**Aim of the task**
Go through the material below and copy each line where the word "false" appears.

**Provided information**
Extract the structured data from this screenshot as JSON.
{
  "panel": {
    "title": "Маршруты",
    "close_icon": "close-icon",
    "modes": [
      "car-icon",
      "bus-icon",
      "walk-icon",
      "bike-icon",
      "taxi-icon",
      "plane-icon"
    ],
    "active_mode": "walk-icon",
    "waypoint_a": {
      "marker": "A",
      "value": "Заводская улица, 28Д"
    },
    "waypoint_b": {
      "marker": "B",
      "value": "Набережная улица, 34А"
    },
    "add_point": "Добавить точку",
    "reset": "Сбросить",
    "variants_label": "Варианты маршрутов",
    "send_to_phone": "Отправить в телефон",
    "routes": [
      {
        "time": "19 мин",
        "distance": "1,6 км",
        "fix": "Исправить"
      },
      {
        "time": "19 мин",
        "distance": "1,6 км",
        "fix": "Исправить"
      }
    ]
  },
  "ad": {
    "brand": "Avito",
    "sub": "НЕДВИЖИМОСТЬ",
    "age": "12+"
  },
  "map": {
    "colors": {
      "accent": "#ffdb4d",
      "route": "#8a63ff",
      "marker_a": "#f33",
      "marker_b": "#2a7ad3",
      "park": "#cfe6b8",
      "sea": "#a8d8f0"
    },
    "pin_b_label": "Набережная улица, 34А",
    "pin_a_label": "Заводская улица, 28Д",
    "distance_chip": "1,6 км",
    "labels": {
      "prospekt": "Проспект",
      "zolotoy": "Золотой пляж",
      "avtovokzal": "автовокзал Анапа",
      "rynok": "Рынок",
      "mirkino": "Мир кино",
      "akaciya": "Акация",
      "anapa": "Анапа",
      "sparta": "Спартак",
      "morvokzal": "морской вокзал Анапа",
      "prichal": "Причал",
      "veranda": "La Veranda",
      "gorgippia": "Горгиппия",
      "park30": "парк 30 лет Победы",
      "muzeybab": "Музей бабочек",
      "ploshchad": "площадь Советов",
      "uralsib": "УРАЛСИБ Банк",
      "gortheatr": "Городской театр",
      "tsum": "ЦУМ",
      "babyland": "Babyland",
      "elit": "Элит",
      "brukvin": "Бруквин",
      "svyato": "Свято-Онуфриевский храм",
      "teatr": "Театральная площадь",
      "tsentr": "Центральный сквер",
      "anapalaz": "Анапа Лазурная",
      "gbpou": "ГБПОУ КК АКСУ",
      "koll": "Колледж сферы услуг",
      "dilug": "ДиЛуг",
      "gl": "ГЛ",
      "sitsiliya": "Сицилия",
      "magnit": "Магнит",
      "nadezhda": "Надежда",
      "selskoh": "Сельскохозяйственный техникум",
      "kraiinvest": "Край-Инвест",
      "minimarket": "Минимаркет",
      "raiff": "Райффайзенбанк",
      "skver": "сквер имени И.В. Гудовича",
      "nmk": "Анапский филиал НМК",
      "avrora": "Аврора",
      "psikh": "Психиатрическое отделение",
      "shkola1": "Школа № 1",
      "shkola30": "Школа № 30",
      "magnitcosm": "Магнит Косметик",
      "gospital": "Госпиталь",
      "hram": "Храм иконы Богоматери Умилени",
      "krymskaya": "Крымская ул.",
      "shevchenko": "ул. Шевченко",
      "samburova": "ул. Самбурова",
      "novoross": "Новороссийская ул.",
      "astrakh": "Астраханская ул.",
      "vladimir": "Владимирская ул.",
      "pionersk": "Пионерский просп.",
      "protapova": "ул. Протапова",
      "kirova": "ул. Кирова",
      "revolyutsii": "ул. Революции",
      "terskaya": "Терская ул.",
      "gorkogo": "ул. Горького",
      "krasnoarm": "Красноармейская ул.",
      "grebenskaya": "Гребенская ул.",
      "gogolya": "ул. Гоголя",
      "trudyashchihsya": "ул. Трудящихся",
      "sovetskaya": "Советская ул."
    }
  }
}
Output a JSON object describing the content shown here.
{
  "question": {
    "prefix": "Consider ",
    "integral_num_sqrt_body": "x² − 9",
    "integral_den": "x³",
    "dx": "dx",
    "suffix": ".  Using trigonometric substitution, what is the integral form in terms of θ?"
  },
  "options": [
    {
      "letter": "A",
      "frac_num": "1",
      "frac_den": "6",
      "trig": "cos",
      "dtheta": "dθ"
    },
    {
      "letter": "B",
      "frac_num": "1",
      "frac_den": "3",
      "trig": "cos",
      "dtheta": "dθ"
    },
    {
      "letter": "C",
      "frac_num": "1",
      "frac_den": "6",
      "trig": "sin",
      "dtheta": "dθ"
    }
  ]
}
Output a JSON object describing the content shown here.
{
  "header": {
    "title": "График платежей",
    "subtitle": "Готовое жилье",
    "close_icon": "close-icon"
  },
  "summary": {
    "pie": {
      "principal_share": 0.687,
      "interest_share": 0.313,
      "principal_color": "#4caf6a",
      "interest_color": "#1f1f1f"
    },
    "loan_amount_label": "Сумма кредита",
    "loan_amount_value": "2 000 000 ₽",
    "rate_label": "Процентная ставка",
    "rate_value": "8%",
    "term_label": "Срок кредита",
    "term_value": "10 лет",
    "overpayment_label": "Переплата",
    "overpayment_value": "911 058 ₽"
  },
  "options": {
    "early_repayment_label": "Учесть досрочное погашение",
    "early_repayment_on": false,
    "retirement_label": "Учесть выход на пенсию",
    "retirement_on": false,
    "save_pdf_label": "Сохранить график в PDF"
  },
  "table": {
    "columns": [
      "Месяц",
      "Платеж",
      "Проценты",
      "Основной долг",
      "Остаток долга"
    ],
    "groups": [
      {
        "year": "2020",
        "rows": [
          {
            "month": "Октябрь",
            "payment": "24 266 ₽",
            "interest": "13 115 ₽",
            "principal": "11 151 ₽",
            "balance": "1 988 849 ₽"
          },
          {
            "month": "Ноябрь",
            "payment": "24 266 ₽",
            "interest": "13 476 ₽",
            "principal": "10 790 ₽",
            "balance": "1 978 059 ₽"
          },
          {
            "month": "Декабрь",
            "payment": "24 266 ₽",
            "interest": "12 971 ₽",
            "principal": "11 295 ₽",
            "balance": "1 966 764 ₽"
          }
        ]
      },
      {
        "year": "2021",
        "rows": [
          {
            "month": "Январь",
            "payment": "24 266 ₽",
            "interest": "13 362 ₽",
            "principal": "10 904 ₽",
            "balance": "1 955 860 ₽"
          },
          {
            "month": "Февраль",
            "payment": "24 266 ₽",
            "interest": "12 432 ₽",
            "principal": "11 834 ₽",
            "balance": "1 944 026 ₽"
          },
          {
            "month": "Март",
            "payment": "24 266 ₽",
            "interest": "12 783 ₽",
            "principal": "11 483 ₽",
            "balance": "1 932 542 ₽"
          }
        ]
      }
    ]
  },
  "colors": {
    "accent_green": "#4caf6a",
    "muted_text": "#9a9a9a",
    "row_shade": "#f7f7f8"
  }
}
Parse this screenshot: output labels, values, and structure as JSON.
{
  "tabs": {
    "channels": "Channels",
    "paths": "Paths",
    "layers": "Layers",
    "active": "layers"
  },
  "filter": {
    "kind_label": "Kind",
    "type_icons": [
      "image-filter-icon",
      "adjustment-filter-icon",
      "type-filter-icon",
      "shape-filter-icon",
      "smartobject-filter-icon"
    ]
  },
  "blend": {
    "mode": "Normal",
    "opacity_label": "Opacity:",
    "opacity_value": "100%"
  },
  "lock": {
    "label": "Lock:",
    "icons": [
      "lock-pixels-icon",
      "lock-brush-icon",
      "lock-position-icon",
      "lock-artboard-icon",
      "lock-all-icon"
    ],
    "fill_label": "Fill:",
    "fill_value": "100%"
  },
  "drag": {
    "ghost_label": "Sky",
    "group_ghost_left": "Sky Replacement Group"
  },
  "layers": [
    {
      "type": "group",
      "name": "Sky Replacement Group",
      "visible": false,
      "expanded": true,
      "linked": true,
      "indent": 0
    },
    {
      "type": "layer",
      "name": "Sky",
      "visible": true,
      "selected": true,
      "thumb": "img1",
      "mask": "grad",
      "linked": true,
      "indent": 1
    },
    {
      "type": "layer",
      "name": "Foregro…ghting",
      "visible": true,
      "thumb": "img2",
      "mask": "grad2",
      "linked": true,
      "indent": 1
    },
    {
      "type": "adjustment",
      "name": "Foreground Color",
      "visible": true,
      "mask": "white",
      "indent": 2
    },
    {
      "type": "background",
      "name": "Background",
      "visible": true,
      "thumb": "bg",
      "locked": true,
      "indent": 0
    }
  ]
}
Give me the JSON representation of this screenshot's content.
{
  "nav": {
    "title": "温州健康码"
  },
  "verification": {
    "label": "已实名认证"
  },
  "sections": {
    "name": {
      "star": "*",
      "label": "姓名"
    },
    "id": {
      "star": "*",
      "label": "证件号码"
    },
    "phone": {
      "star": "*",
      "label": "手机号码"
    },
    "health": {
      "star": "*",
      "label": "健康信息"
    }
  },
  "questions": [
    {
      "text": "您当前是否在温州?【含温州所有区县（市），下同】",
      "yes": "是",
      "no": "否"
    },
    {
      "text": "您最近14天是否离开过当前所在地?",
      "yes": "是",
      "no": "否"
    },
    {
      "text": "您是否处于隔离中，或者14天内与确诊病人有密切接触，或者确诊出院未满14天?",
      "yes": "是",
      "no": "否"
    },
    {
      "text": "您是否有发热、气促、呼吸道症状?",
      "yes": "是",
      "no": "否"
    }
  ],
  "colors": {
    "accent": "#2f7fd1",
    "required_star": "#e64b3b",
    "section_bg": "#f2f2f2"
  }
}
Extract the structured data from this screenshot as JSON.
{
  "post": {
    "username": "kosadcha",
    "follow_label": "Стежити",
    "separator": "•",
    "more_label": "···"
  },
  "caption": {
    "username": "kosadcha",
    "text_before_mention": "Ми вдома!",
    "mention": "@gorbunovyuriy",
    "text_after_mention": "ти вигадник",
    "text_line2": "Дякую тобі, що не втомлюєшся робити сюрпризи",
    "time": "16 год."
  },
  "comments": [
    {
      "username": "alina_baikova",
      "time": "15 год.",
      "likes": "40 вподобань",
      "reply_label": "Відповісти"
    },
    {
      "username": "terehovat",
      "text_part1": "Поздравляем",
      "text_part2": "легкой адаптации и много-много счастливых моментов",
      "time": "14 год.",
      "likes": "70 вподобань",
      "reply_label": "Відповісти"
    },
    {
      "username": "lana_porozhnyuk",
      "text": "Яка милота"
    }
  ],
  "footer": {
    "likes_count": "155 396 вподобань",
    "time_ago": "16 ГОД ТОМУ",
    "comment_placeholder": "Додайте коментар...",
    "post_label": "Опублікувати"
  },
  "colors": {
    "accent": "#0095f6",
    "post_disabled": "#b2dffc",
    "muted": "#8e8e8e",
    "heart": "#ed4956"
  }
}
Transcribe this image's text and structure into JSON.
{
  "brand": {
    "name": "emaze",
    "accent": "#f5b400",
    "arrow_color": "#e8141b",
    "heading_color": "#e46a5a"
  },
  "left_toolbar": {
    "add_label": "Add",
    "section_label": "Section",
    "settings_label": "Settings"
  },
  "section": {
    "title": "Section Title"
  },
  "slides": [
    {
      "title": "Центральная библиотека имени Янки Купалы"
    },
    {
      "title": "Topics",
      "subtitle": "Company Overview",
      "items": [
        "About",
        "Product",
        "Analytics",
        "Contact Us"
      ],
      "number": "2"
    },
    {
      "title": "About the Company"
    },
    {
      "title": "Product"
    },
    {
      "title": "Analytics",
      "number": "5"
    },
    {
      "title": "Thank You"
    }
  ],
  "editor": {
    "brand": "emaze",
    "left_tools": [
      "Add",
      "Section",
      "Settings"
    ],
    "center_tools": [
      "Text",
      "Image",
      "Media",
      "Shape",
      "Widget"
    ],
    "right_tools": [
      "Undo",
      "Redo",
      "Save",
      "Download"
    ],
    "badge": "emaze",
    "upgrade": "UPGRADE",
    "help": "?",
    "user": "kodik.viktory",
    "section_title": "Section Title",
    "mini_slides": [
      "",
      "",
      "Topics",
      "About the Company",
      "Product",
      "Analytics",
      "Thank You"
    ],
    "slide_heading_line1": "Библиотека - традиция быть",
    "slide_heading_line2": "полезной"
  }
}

**Reply**
    "early_repayment_on": false,
    "retirement_on": false,
      "visible": false,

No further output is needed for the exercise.